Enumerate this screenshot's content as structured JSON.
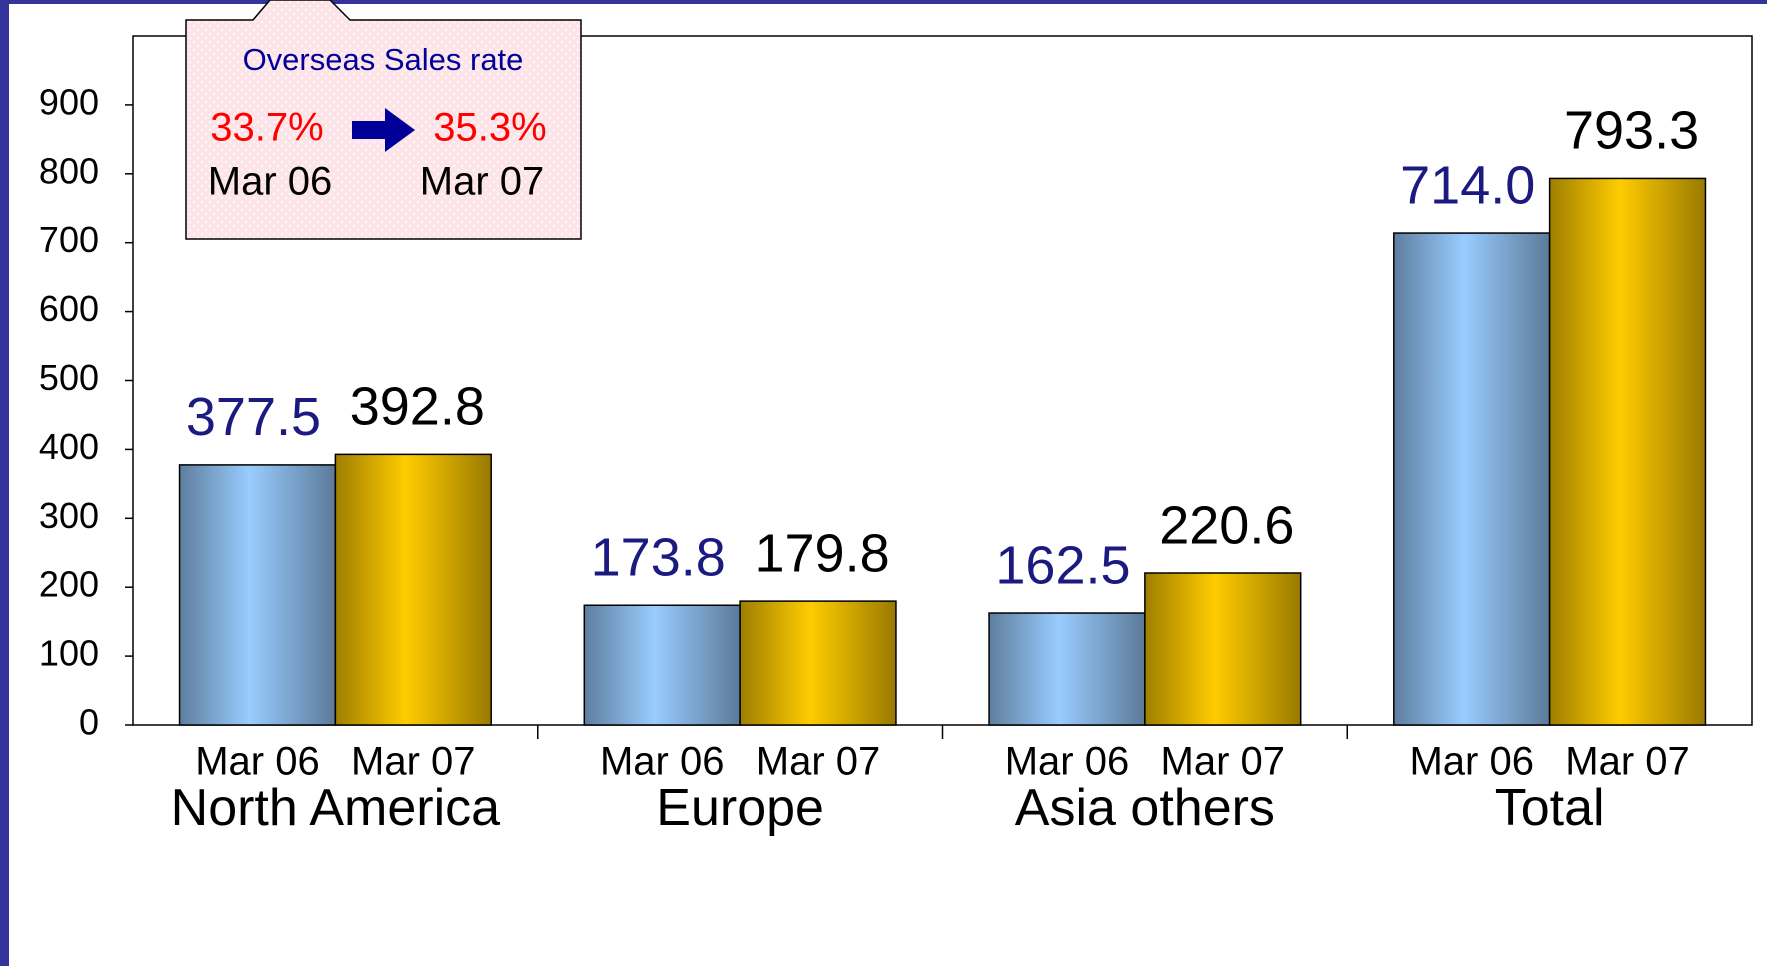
{
  "chart_data": {
    "type": "bar",
    "categories": [
      "North America",
      "Europe",
      "Asia others",
      "Total"
    ],
    "series": [
      {
        "name": "Mar 06",
        "color": "#99ccff",
        "values": [
          377.5,
          173.8,
          162.5,
          714
        ],
        "value_labels": [
          "377.5",
          "173.8",
          "162.5",
          "714.0"
        ]
      },
      {
        "name": "Mar 07",
        "color": "#ffcc00",
        "values": [
          392.8,
          179.8,
          220.6,
          793.3
        ],
        "value_labels": [
          "392.8",
          "179.8",
          "220.6",
          "793.3"
        ]
      }
    ],
    "ylim": [
      0,
      1000
    ],
    "yticks": [
      0,
      100,
      200,
      300,
      400,
      500,
      600,
      700,
      800,
      900
    ],
    "annotation": {
      "title": "Overseas Sales rate",
      "from_value": "33.7%",
      "to_value": "35.3%",
      "from_label": "Mar 06",
      "to_label": "Mar 07"
    }
  }
}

AIM OF THE EXERCISE |
Transcribe the full listing character for character. Pictures are excluded.

CORRECT RESULT |
Enumerate this screenshot's content as structured JSON.
{
  "chart_data": {
    "type": "bar",
    "categories": [
      "North America",
      "Europe",
      "Asia others",
      "Total"
    ],
    "series": [
      {
        "name": "Mar 06",
        "color": "#99ccff",
        "values": [
          377.5,
          173.8,
          162.5,
          714
        ],
        "value_labels": [
          "377.5",
          "173.8",
          "162.5",
          "714.0"
        ]
      },
      {
        "name": "Mar 07",
        "color": "#ffcc00",
        "values": [
          392.8,
          179.8,
          220.6,
          793.3
        ],
        "value_labels": [
          "392.8",
          "179.8",
          "220.6",
          "793.3"
        ]
      }
    ],
    "ylim": [
      0,
      1000
    ],
    "yticks": [
      0,
      100,
      200,
      300,
      400,
      500,
      600,
      700,
      800,
      900
    ],
    "annotation": {
      "title": "Overseas Sales rate",
      "from_value": "33.7%",
      "to_value": "35.3%",
      "from_label": "Mar 06",
      "to_label": "Mar 07"
    }
  }
}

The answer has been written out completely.